### EXERCISE DESCRIPTION
Reproduce all of the records below, substituting "description-line" for every instance of "desc-line" and leaving everything else unchanged. Leave the pictures out of your answer.

----------

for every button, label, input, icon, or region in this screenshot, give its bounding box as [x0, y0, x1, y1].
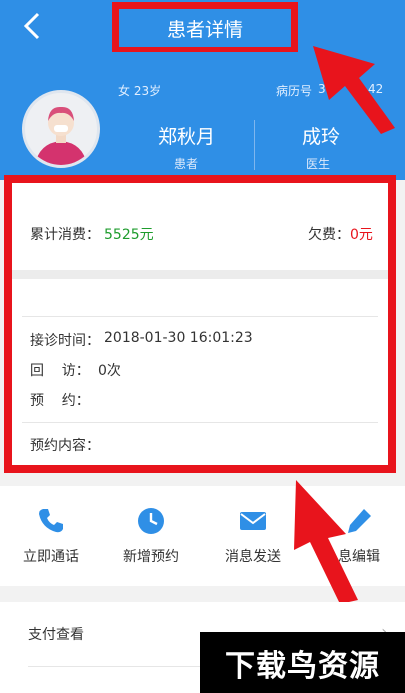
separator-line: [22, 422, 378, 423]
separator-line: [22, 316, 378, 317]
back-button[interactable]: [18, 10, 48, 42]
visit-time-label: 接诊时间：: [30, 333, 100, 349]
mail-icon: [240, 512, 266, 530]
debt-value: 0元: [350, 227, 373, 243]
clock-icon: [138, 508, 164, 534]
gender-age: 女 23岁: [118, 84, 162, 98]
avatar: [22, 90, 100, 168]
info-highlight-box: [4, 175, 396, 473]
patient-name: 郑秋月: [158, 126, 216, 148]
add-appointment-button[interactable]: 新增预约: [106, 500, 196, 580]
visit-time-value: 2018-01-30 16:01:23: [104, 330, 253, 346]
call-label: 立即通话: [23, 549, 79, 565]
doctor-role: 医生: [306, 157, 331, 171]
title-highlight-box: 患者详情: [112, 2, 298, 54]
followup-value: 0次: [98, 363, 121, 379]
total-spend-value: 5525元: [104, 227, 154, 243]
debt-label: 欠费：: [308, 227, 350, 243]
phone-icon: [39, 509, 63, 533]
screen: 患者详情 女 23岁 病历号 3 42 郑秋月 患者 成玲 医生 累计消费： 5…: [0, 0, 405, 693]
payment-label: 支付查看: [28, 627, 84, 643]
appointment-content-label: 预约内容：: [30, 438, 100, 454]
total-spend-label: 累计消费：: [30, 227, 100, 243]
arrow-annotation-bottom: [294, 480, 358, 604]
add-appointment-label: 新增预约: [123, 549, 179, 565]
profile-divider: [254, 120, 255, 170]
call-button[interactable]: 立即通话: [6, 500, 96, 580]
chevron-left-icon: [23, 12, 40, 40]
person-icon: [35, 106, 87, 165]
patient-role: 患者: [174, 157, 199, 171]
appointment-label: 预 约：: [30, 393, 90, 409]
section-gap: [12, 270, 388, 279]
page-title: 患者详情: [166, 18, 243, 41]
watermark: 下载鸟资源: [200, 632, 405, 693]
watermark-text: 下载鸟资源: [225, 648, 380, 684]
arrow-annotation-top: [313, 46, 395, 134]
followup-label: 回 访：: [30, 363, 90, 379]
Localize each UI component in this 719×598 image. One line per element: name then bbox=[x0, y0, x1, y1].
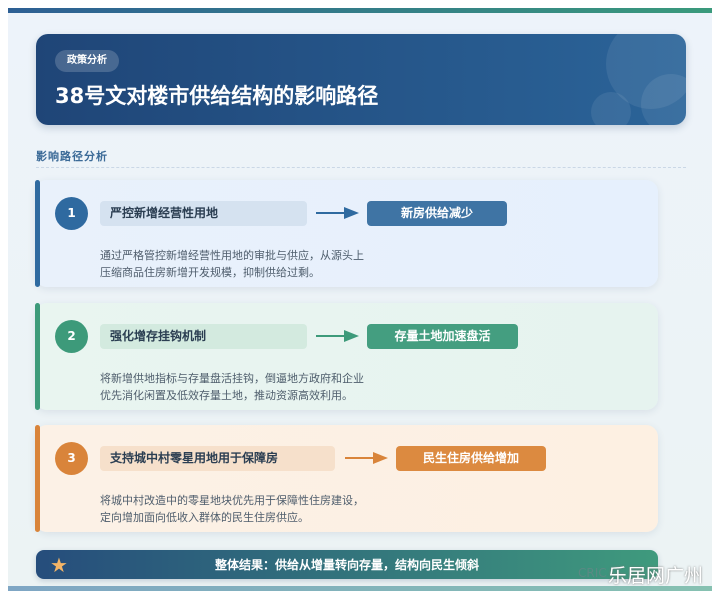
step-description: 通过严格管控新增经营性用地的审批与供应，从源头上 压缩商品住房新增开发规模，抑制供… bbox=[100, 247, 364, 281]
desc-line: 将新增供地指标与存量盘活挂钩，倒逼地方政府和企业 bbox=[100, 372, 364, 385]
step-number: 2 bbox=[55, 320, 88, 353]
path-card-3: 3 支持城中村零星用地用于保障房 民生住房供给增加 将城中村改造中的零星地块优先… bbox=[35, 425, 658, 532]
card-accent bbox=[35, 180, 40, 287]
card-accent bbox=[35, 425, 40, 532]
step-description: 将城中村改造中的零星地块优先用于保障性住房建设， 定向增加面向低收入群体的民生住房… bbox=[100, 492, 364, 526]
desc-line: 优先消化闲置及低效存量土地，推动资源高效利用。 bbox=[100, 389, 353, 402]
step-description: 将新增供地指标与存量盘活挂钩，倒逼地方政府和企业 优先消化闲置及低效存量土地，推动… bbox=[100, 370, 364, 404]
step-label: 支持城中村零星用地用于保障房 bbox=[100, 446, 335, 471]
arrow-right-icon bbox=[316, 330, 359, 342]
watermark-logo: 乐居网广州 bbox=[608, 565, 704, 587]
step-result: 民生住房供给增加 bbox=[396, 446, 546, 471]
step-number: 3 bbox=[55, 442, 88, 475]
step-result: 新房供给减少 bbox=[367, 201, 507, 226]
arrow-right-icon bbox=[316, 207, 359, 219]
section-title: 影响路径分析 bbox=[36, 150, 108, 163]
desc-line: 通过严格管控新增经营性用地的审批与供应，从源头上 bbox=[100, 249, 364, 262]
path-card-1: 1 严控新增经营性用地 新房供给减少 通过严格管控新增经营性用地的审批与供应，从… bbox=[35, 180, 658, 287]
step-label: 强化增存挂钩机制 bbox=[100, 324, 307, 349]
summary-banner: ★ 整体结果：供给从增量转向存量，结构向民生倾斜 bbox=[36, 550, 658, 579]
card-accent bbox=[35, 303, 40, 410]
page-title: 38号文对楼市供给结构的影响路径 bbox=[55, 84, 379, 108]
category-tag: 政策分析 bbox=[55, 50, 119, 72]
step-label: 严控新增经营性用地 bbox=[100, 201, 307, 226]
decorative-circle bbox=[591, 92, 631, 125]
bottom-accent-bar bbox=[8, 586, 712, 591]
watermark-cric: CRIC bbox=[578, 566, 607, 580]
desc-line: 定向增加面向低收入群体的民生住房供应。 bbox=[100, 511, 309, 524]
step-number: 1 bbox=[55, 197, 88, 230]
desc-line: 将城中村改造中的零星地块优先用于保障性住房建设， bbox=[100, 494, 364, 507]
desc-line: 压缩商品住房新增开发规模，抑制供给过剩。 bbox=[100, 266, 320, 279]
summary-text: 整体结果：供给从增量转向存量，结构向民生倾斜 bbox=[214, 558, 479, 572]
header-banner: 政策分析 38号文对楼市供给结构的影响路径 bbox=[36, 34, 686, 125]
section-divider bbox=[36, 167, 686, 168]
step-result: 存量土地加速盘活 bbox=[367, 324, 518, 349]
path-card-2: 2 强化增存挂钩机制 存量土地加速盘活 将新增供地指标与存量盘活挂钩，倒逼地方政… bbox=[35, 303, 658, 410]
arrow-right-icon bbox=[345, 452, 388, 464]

----------

### IN RESPONSE
for every button, label, input, icon, or region in this screenshot, give its bounding box as [x0, y0, x1, y1].
separator-line: [22, 422, 378, 423]
separator-line: [22, 316, 378, 317]
back-button[interactable]: [18, 10, 48, 42]
visit-time-label: 接诊时间：: [30, 333, 100, 349]
mail-icon: [240, 512, 266, 530]
debt-value: 0元: [350, 227, 373, 243]
clock-icon: [138, 508, 164, 534]
gender-age: 女 23岁: [118, 84, 162, 98]
avatar: [22, 90, 100, 168]
info-highlight-box: [4, 175, 396, 473]
patient-name: 郑秋月: [158, 126, 216, 148]
add-appointment-button[interactable]: 新增预约: [106, 500, 196, 580]
visit-time-value: 2018-01-30 16:01:23: [104, 330, 253, 346]
call-label: 立即通话: [23, 549, 79, 565]
doctor-role: 医生: [306, 157, 331, 171]
title-highlight-box: 患者详情: [112, 2, 298, 54]
followup-value: 0次: [98, 363, 121, 379]
total-spend-value: 5525元: [104, 227, 154, 243]
debt-label: 欠费：: [308, 227, 350, 243]
phone-icon: [39, 509, 63, 533]
screen: 患者详情 女 23岁 病历号 3 42 郑秋月 患者 成玲 医生 累计消费： 5…: [0, 0, 405, 693]
payment-label: 支付查看: [28, 627, 84, 643]
appointment-content-label: 预约内容：: [30, 438, 100, 454]
total-spend-label: 累计消费：: [30, 227, 100, 243]
arrow-annotation-bottom: [294, 480, 358, 604]
add-appointment-label: 新增预约: [123, 549, 179, 565]
profile-divider: [254, 120, 255, 170]
call-button[interactable]: 立即通话: [6, 500, 96, 580]
chevron-left-icon: [23, 12, 40, 40]
person-icon: [35, 106, 87, 165]
patient-role: 患者: [174, 157, 199, 171]
appointment-label: 预 约：: [30, 393, 90, 409]
section-gap: [12, 270, 388, 279]
page-title: 患者详情: [166, 18, 243, 41]
watermark: 下载鸟资源: [200, 632, 405, 693]
watermark-text: 下载鸟资源: [225, 648, 380, 684]
arrow-annotation-top: [313, 46, 395, 134]
followup-label: 回 访：: [30, 363, 90, 379]
Localize each UI component in this 719×598 image. One line per element: name then bbox=[x0, y0, x1, y1].
step-description: 通过严格管控新增经营性用地的审批与供应，从源头上 压缩商品住房新增开发规模，抑制供… bbox=[100, 247, 364, 281]
description-line: 将新增供地指标与存量盘活挂钩，倒逼地方政府和企业 bbox=[100, 372, 364, 385]
step-number: 2 bbox=[55, 320, 88, 353]
path-card-3: 3 支持城中村零星用地用于保障房 民生住房供给增加 将城中村改造中的零星地块优先… bbox=[35, 425, 658, 532]
card-accent bbox=[35, 180, 40, 287]
card-accent bbox=[35, 425, 40, 532]
step-description: 将城中村改造中的零星地块优先用于保障性住房建设， 定向增加面向低收入群体的民生住房… bbox=[100, 492, 364, 526]
description-line: 优先消化闲置及低效存量土地，推动资源高效利用。 bbox=[100, 389, 353, 402]
step-description: 将新增供地指标与存量盘活挂钩，倒逼地方政府和企业 优先消化闲置及低效存量土地，推动… bbox=[100, 370, 364, 404]
step-label: 支持城中村零星用地用于保障房 bbox=[100, 446, 335, 471]
arrow-right-icon bbox=[316, 330, 359, 342]
watermark-logo: 乐居网广州 bbox=[608, 565, 704, 587]
step-result: 民生住房供给增加 bbox=[396, 446, 546, 471]
step-number: 3 bbox=[55, 442, 88, 475]
step-result: 新房供给减少 bbox=[367, 201, 507, 226]
arrow-right-icon bbox=[316, 207, 359, 219]
section-title: 影响路径分析 bbox=[36, 150, 108, 163]
description-line: 通过严格管控新增经营性用地的审批与供应，从源头上 bbox=[100, 249, 364, 262]
path-card-1: 1 严控新增经营性用地 新房供给减少 通过严格管控新增经营性用地的审批与供应，从… bbox=[35, 180, 658, 287]
step-label: 强化增存挂钩机制 bbox=[100, 324, 307, 349]
summary-banner: ★ 整体结果：供给从增量转向存量，结构向民生倾斜 bbox=[36, 550, 658, 579]
card-accent bbox=[35, 303, 40, 410]
page-title: 38号文对楼市供给结构的影响路径 bbox=[55, 84, 379, 108]
category-tag: 政策分析 bbox=[55, 50, 119, 72]
step-label: 严控新增经营性用地 bbox=[100, 201, 307, 226]
decorative-circle bbox=[591, 92, 631, 125]
bottom-accent-bar bbox=[8, 586, 712, 591]
watermark-cric: CRIC bbox=[578, 566, 607, 580]
description-line: 定向增加面向低收入群体的民生住房供应。 bbox=[100, 511, 309, 524]
step-number: 1 bbox=[55, 197, 88, 230]
description-line: 将城中村改造中的零星地块优先用于保障性住房建设， bbox=[100, 494, 364, 507]
description-line: 压缩商品住房新增开发规模，抑制供给过剩。 bbox=[100, 266, 320, 279]
summary-text: 整体结果：供给从增量转向存量，结构向民生倾斜 bbox=[214, 558, 479, 572]
header-banner: 政策分析 38号文对楼市供给结构的影响路径 bbox=[36, 34, 686, 125]
section-divider bbox=[36, 167, 686, 168]
step-result: 存量土地加速盘活 bbox=[367, 324, 518, 349]
path-card-2: 2 强化增存挂钩机制 存量土地加速盘活 将新增供地指标与存量盘活挂钩，倒逼地方政… bbox=[35, 303, 658, 410]
arrow-right-icon bbox=[345, 452, 388, 464]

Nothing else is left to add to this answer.